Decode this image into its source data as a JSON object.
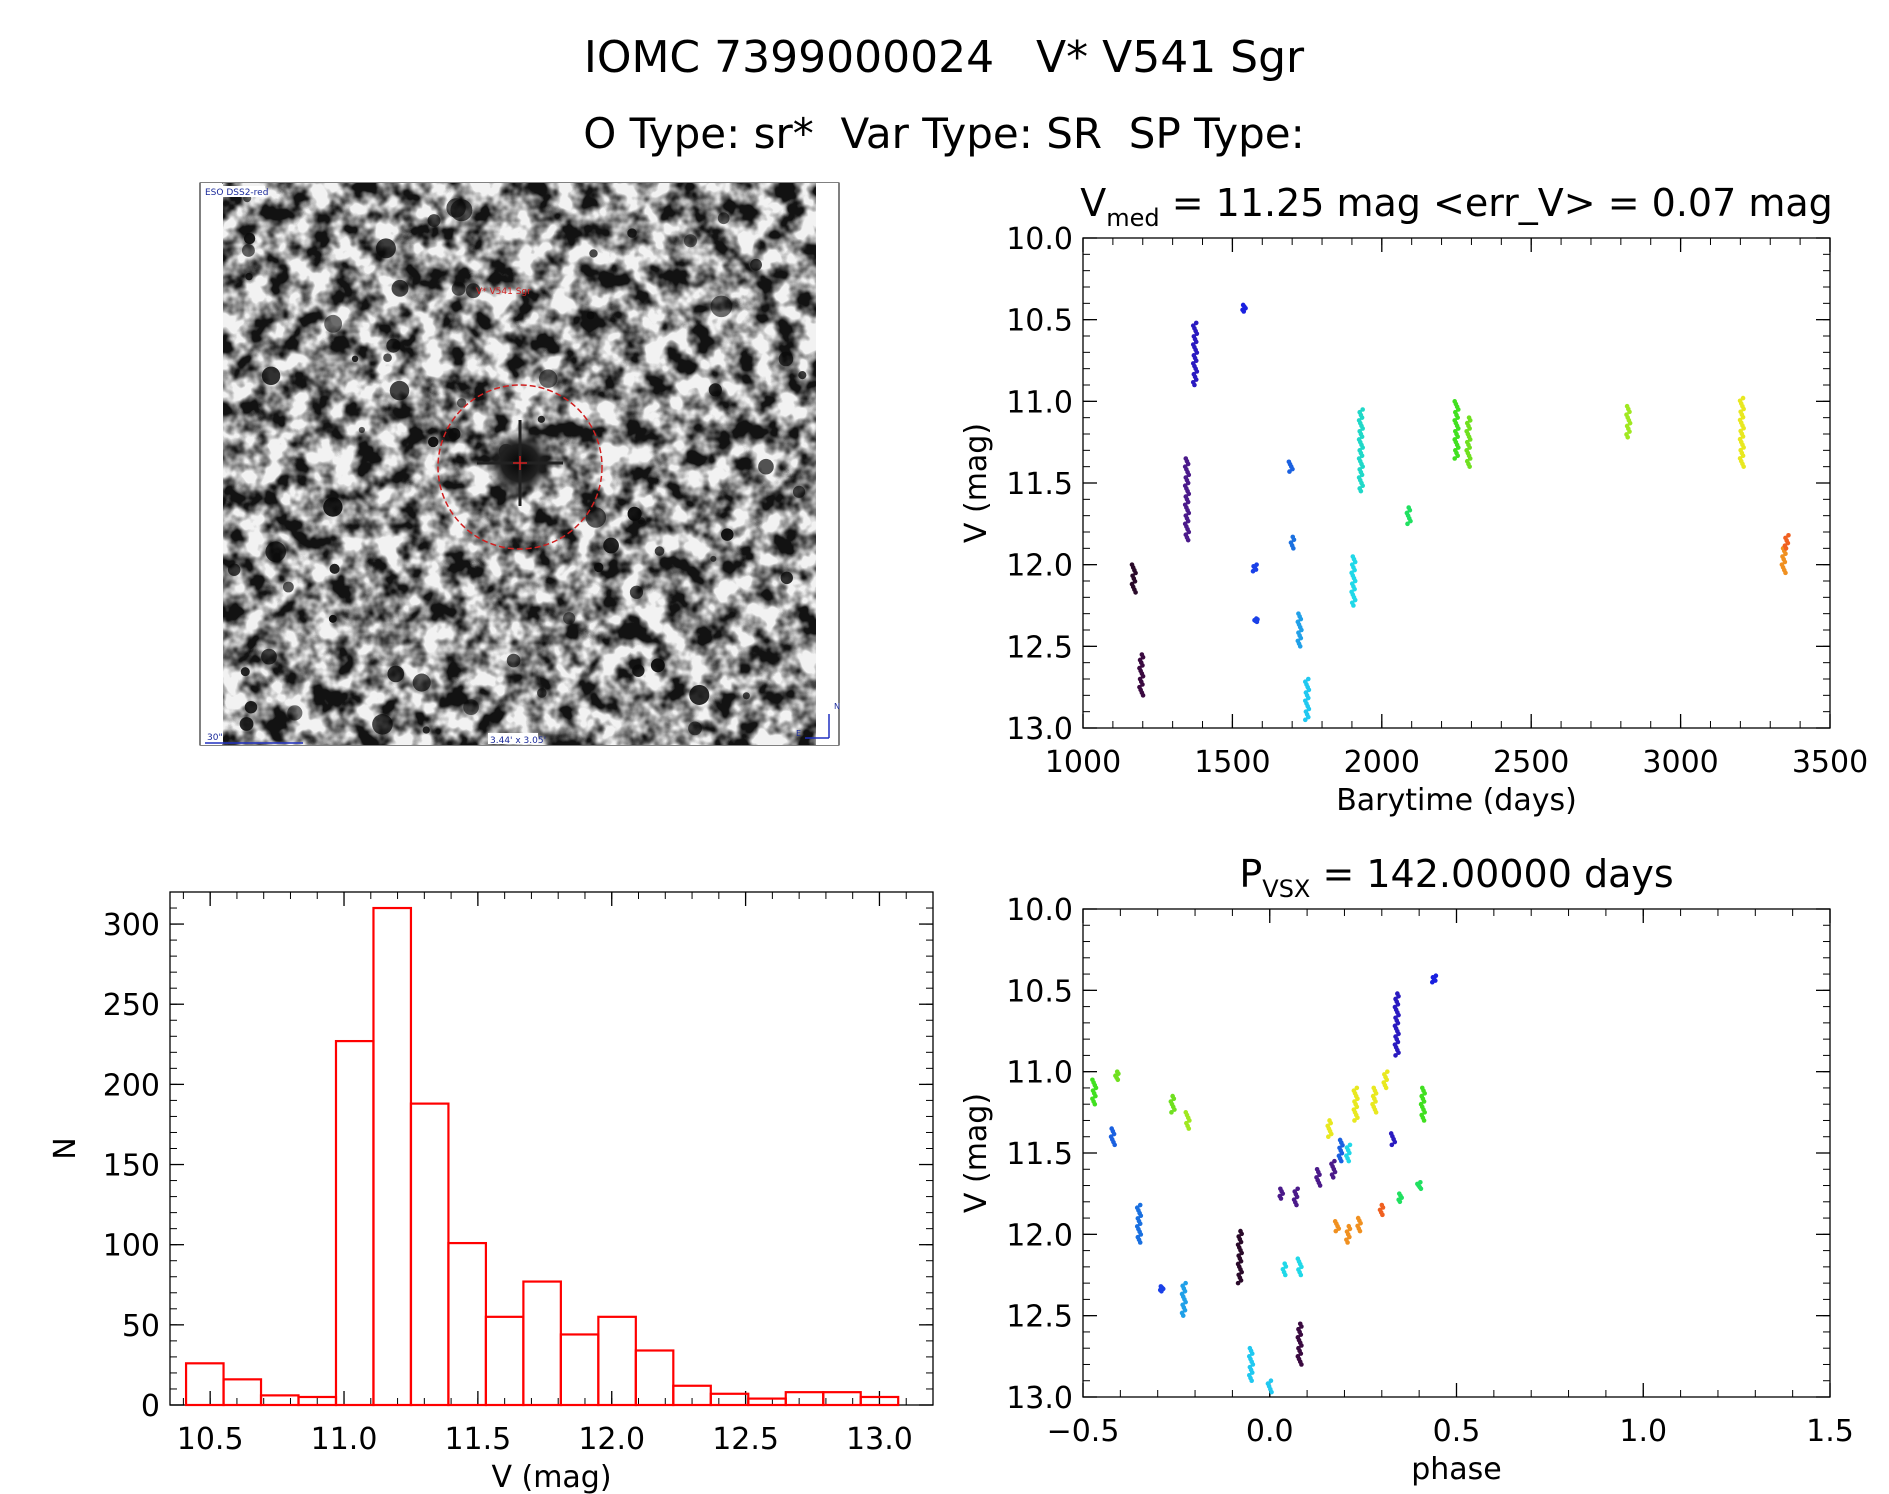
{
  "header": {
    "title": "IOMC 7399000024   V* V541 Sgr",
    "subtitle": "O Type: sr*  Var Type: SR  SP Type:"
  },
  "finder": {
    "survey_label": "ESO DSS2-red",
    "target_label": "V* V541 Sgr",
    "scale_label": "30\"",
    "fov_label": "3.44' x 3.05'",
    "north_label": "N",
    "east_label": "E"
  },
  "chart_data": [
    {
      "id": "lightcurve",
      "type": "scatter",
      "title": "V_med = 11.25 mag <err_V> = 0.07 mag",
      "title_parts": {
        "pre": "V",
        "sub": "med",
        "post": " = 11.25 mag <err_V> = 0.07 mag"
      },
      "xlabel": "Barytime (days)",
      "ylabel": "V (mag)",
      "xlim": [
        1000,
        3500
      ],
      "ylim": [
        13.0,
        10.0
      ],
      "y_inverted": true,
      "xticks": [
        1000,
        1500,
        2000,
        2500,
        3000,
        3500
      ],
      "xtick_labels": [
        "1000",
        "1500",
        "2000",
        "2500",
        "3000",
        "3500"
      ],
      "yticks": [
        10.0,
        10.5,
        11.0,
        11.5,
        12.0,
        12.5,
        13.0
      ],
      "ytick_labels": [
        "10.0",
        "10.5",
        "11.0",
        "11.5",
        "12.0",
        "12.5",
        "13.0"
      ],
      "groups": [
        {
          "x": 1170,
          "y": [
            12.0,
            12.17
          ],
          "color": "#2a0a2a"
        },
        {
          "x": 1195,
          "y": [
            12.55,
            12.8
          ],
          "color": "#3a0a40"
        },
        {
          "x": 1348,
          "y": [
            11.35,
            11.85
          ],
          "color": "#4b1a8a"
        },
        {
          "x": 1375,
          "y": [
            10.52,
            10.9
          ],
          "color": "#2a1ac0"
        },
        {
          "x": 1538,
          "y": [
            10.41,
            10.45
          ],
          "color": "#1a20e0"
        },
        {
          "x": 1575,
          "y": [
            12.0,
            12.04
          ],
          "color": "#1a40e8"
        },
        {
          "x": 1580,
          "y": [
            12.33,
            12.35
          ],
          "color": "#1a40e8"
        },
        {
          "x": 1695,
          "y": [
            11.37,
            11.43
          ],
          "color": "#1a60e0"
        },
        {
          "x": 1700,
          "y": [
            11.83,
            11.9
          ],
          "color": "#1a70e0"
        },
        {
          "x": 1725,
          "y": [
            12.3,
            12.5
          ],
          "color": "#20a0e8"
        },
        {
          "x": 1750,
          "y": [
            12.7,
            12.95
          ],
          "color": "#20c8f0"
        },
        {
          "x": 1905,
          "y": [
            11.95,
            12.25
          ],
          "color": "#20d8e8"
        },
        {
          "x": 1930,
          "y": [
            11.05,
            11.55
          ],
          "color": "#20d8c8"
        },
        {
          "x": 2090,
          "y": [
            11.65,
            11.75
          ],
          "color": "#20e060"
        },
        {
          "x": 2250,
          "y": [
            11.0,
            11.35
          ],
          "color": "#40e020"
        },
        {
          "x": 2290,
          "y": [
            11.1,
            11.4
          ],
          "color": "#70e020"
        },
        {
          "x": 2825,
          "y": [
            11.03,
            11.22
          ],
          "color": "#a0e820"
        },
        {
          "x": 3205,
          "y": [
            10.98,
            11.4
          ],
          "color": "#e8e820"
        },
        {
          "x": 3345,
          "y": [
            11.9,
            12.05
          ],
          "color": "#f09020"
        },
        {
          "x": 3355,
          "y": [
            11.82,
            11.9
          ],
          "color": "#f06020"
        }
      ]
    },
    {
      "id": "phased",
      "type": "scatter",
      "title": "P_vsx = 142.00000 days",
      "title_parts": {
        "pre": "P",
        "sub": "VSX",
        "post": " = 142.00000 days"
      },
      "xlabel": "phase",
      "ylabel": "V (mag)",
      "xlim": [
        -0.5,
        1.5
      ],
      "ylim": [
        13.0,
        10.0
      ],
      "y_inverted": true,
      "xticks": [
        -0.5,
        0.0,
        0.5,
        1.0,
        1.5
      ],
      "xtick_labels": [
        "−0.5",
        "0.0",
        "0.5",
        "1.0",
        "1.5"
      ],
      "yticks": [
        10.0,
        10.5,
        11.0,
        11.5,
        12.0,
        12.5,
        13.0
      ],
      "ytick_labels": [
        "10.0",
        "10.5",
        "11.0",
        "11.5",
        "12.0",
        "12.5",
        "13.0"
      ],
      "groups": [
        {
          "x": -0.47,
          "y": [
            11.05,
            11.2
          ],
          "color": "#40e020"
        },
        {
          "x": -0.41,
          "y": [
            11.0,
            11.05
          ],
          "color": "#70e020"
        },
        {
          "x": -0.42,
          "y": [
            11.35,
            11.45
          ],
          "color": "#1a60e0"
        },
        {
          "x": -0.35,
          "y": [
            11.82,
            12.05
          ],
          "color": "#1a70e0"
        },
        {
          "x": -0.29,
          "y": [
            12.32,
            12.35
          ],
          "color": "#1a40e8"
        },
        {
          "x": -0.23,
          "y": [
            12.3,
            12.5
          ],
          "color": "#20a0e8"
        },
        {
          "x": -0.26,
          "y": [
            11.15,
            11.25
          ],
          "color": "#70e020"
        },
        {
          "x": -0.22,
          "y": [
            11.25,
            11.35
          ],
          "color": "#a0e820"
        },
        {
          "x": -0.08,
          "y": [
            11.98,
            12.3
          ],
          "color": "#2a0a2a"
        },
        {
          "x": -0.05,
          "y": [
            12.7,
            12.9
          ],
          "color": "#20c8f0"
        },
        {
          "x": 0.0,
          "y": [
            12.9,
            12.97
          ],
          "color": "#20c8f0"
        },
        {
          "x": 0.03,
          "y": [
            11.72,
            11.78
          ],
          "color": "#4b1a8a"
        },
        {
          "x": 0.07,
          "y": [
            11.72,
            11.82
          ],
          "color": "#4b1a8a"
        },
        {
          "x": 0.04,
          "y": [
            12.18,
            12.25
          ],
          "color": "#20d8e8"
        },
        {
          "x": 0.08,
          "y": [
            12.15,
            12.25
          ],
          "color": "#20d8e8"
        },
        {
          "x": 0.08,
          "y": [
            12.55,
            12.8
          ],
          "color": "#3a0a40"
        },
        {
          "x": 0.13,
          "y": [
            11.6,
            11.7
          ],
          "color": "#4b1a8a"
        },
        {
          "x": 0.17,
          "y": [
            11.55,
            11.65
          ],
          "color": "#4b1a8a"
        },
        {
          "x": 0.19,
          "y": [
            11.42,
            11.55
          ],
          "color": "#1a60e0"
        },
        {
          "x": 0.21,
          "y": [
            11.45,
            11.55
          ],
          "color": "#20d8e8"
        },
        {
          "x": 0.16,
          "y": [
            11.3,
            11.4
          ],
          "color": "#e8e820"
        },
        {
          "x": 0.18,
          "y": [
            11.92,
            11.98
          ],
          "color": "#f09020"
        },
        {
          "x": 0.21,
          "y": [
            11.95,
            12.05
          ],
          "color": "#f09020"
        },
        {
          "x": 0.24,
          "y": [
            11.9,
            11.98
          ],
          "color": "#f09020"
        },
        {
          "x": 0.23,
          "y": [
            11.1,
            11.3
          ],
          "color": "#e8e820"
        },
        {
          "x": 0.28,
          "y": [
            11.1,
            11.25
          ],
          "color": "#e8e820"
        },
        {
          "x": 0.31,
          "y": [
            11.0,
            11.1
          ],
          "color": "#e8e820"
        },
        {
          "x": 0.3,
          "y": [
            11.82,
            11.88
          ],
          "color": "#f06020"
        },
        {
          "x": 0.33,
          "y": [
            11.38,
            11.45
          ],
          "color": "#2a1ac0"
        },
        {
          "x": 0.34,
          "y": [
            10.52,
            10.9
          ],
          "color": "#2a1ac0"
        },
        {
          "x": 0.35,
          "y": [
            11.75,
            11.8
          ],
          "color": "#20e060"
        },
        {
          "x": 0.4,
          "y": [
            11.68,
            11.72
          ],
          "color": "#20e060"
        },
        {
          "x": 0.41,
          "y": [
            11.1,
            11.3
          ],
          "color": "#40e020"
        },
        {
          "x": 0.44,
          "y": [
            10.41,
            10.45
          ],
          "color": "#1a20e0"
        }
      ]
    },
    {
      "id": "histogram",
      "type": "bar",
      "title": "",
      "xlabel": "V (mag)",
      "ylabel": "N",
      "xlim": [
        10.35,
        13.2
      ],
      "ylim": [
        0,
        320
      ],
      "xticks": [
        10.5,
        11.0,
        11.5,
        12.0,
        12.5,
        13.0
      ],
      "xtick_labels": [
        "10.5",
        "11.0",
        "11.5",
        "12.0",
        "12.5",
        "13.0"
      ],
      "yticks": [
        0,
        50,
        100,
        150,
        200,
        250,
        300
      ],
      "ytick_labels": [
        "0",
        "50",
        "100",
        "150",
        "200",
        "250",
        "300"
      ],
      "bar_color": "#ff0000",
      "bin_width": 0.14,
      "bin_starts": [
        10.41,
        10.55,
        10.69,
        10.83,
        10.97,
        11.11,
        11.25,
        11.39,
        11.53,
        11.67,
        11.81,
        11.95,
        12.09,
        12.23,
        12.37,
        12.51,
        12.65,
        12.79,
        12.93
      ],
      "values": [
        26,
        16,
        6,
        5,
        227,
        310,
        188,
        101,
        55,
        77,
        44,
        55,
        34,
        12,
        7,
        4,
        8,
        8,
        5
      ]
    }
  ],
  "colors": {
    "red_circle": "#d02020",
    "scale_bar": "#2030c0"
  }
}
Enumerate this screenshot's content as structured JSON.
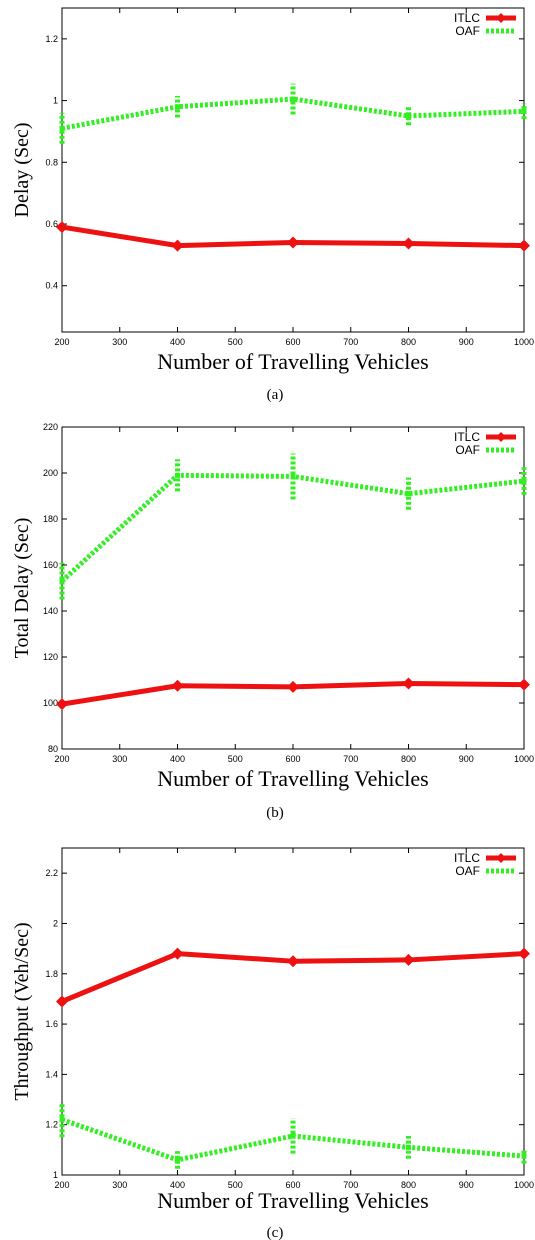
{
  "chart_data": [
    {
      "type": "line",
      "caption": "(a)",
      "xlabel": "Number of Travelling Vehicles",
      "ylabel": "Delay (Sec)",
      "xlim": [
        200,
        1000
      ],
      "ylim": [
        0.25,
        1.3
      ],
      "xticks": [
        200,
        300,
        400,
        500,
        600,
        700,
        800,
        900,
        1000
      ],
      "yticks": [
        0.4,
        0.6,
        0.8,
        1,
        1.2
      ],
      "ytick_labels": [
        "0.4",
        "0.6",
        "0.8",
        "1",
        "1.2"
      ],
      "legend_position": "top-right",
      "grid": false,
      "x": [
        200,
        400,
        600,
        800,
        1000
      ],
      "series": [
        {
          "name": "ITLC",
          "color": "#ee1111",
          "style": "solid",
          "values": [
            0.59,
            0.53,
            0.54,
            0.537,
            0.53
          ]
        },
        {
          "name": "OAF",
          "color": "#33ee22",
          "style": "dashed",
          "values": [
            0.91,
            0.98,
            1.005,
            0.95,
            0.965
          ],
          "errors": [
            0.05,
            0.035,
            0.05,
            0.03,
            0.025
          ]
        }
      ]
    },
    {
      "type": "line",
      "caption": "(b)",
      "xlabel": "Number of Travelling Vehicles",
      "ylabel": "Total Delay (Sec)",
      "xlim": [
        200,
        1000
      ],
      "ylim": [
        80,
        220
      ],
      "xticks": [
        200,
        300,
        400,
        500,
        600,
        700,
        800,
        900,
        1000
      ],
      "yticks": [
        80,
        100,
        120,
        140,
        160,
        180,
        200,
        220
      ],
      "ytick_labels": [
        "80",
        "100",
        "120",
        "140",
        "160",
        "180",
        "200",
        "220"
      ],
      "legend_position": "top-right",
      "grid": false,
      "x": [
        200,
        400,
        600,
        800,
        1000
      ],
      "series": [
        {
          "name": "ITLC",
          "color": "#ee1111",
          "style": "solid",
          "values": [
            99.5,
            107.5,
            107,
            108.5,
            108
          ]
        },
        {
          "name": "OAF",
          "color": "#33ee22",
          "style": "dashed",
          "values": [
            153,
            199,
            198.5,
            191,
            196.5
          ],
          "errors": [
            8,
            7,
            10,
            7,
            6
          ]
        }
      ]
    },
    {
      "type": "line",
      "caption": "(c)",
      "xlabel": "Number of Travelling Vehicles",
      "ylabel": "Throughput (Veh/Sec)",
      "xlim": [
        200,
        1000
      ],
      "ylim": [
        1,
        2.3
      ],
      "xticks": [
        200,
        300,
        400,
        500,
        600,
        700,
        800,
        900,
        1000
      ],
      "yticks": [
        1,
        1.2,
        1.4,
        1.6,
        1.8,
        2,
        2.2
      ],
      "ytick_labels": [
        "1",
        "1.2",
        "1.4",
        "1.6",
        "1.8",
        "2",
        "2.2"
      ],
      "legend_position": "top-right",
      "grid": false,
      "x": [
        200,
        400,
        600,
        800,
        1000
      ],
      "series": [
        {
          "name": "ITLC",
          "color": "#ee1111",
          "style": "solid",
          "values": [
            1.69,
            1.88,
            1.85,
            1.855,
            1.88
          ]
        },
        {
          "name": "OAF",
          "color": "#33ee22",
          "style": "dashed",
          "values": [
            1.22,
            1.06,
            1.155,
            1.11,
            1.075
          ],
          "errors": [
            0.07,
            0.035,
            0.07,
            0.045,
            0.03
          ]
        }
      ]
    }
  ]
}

##########

EXERCISE DESCRIPTION: Lines of the material that contain the word "post" are to be gathered.

TASK ANSWER:
        "post": " = 11.25 mag <err_V> = 0.07 mag"
        "post": " = 142.00000 days"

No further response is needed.